→ Your objective
Make an exact copy of all the entries, with the pictures left out.
>> Begin
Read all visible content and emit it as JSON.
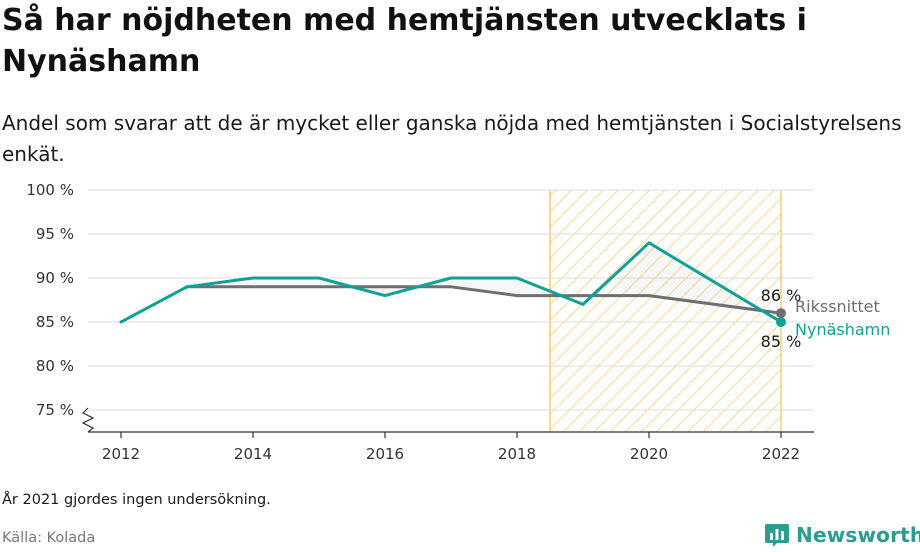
{
  "header": {
    "title": "Så har nöjdheten med hemtjänsten utvecklats i Nynäshamn",
    "subtitle": "Andel som svarar att de är mycket eller ganska nöjda med hemtjänsten i Socialstyrelsens enkät."
  },
  "footer": {
    "note": "År 2021 gjordes ingen undersökning.",
    "source": "Källa: Kolada",
    "brand": "Newsworthy"
  },
  "colors": {
    "nynashamn": "#0fa196",
    "riket": "#6e6e73",
    "highlight": "#f6c04b",
    "grid": "#dcdcdc"
  },
  "chart_data": {
    "type": "line",
    "x": [
      2012,
      2013,
      2014,
      2015,
      2016,
      2017,
      2018,
      2019,
      2020,
      2022
    ],
    "x_ticks": [
      "2012",
      "2014",
      "2016",
      "2018",
      "2020",
      "2022"
    ],
    "y_ticks": [
      "75 %",
      "80 %",
      "85 %",
      "90 %",
      "95 %",
      "100 %"
    ],
    "ylim": [
      72.5,
      100
    ],
    "xlim": [
      2012,
      2022
    ],
    "grid": true,
    "axis_break": true,
    "highlight_range": [
      2018.5,
      2022
    ],
    "series": [
      {
        "name": "Rikssnittet",
        "key": "riket",
        "x": [
          2013,
          2014,
          2015,
          2016,
          2017,
          2018,
          2019,
          2020,
          2022
        ],
        "values": [
          89,
          89,
          89,
          89,
          89,
          88,
          88,
          88,
          86
        ],
        "end_label": "86 %"
      },
      {
        "name": "Nynäshamn",
        "key": "nynashamn",
        "x": [
          2012,
          2013,
          2014,
          2015,
          2016,
          2017,
          2018,
          2019,
          2020,
          2022
        ],
        "values": [
          85,
          89,
          90,
          90,
          88,
          90,
          90,
          87,
          94,
          85
        ],
        "end_label": "85 %"
      }
    ]
  }
}
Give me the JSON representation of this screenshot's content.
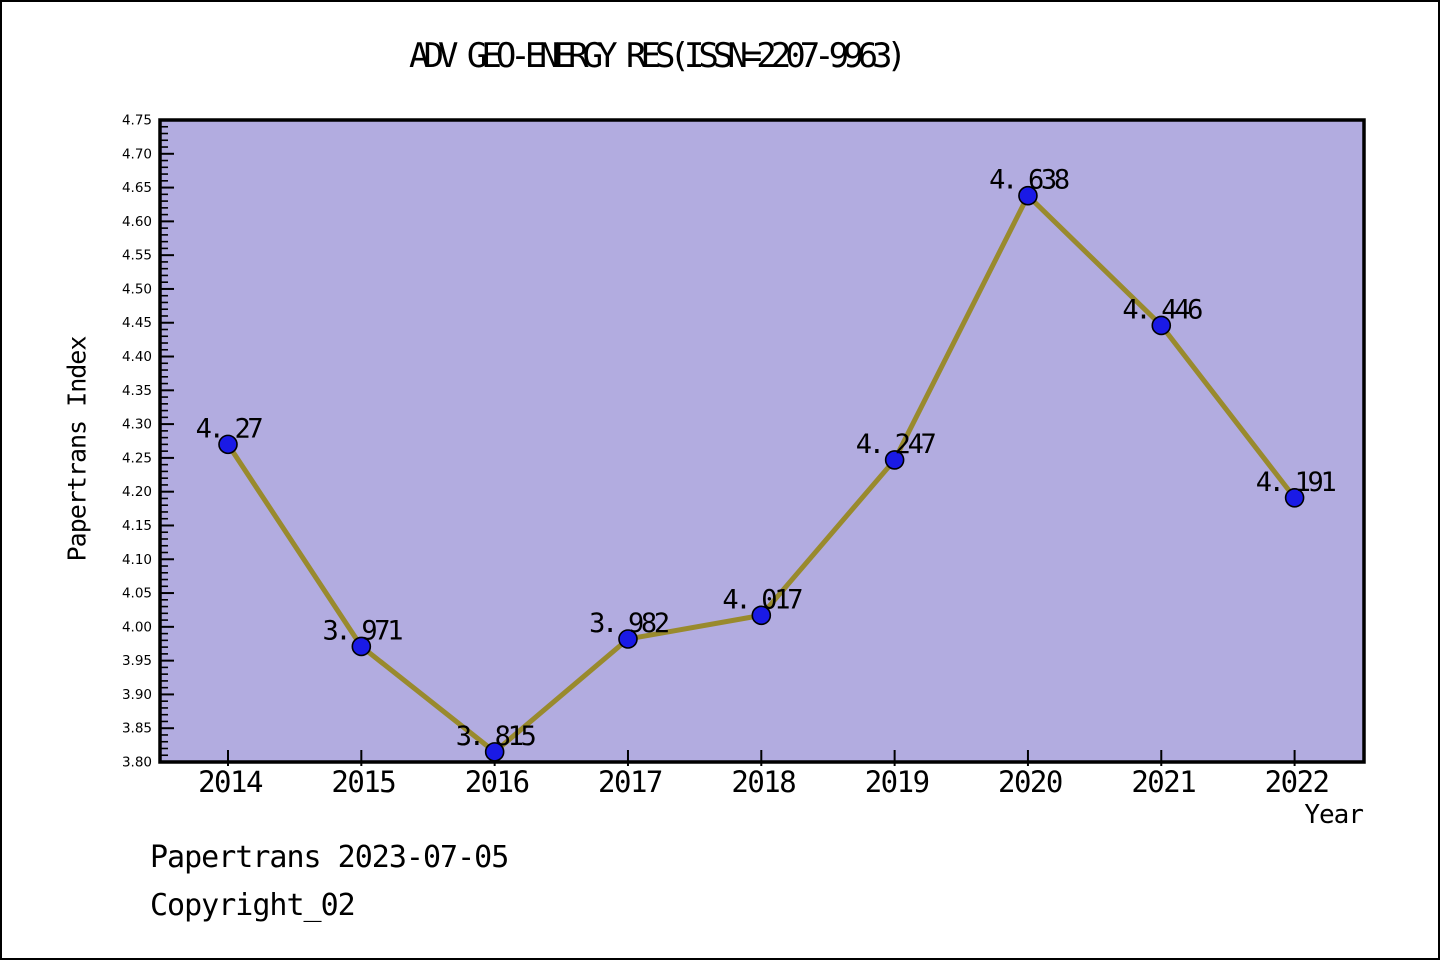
{
  "title": "ADV GEO-ENERGY RES(ISSN=2207-9963)",
  "footer": {
    "line1": "Papertrans 2023-07-05",
    "line2": "Copyright_02"
  },
  "chart_data": {
    "type": "line",
    "title": "ADV GEO-ENERGY RES(ISSN=2207-9963)",
    "xlabel": "Year",
    "ylabel": "Papertrans Index",
    "categories": [
      "2014",
      "2015",
      "2016",
      "2017",
      "2018",
      "2019",
      "2020",
      "2021",
      "2022"
    ],
    "values": [
      4.27,
      3.971,
      3.815,
      3.982,
      4.017,
      4.247,
      4.638,
      4.446,
      4.191
    ],
    "point_labels": [
      "4. 27",
      "3. 971",
      "3. 815",
      "3. 982",
      "4. 017",
      "4. 247",
      "4. 638",
      "4. 446",
      "4. 191"
    ],
    "ylim": [
      3.8,
      4.75
    ],
    "y_major_step": 0.05,
    "y_minor_step": 0.01,
    "y_tick_labels": [
      "3.80",
      "3.85",
      "3.90",
      "3.95",
      "4.00",
      "4.05",
      "4.10",
      "4.15",
      "4.20",
      "4.25",
      "4.30",
      "4.35",
      "4.40",
      "4.45",
      "4.50",
      "4.55",
      "4.60",
      "4.65",
      "4.70",
      "4.75"
    ],
    "grid": false,
    "legend": null,
    "colors": {
      "plot_background": "#b2ace0",
      "line": "#998a2d",
      "marker_fill": "#1a1ae6",
      "marker_edge": "#000000",
      "axis": "#000000",
      "text": "#000000"
    }
  }
}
>> End
→ The output
Read all visible content and emit it as JSON.
{
  "header": {
    "title": "Så har nöjdheten med hemtjänsten utvecklats i Nynäshamn",
    "subtitle": "Andel som svarar att de är mycket eller ganska nöjda med hemtjänsten i Socialstyrelsens enkät."
  },
  "footer": {
    "note": "År 2021 gjordes ingen undersökning.",
    "source": "Källa: Kolada",
    "brand": "Newsworthy"
  },
  "colors": {
    "nynashamn": "#0fa196",
    "riket": "#6e6e73",
    "highlight": "#f6c04b",
    "grid": "#dcdcdc"
  },
  "chart_data": {
    "type": "line",
    "x": [
      2012,
      2013,
      2014,
      2015,
      2016,
      2017,
      2018,
      2019,
      2020,
      2022
    ],
    "x_ticks": [
      "2012",
      "2014",
      "2016",
      "2018",
      "2020",
      "2022"
    ],
    "y_ticks": [
      "75 %",
      "80 %",
      "85 %",
      "90 %",
      "95 %",
      "100 %"
    ],
    "ylim": [
      72.5,
      100
    ],
    "xlim": [
      2012,
      2022
    ],
    "grid": true,
    "axis_break": true,
    "highlight_range": [
      2018.5,
      2022
    ],
    "series": [
      {
        "name": "Rikssnittet",
        "key": "riket",
        "x": [
          2013,
          2014,
          2015,
          2016,
          2017,
          2018,
          2019,
          2020,
          2022
        ],
        "values": [
          89,
          89,
          89,
          89,
          89,
          88,
          88,
          88,
          86
        ],
        "end_label": "86 %"
      },
      {
        "name": "Nynäshamn",
        "key": "nynashamn",
        "x": [
          2012,
          2013,
          2014,
          2015,
          2016,
          2017,
          2018,
          2019,
          2020,
          2022
        ],
        "values": [
          85,
          89,
          90,
          90,
          88,
          90,
          90,
          87,
          94,
          85
        ],
        "end_label": "85 %"
      }
    ]
  }
}
Give me the JSON representation of this screenshot's content.
{
  "title": "ADV GEO-ENERGY RES(ISSN=2207-9963)",
  "footer": {
    "line1": "Papertrans 2023-07-05",
    "line2": "Copyright_02"
  },
  "chart_data": {
    "type": "line",
    "title": "ADV GEO-ENERGY RES(ISSN=2207-9963)",
    "xlabel": "Year",
    "ylabel": "Papertrans Index",
    "categories": [
      "2014",
      "2015",
      "2016",
      "2017",
      "2018",
      "2019",
      "2020",
      "2021",
      "2022"
    ],
    "values": [
      4.27,
      3.971,
      3.815,
      3.982,
      4.017,
      4.247,
      4.638,
      4.446,
      4.191
    ],
    "point_labels": [
      "4. 27",
      "3. 971",
      "3. 815",
      "3. 982",
      "4. 017",
      "4. 247",
      "4. 638",
      "4. 446",
      "4. 191"
    ],
    "ylim": [
      3.8,
      4.75
    ],
    "y_major_step": 0.05,
    "y_minor_step": 0.01,
    "y_tick_labels": [
      "3.80",
      "3.85",
      "3.90",
      "3.95",
      "4.00",
      "4.05",
      "4.10",
      "4.15",
      "4.20",
      "4.25",
      "4.30",
      "4.35",
      "4.40",
      "4.45",
      "4.50",
      "4.55",
      "4.60",
      "4.65",
      "4.70",
      "4.75"
    ],
    "grid": false,
    "legend": null,
    "colors": {
      "plot_background": "#b2ace0",
      "line": "#998a2d",
      "marker_fill": "#1a1ae6",
      "marker_edge": "#000000",
      "axis": "#000000",
      "text": "#000000"
    }
  }
}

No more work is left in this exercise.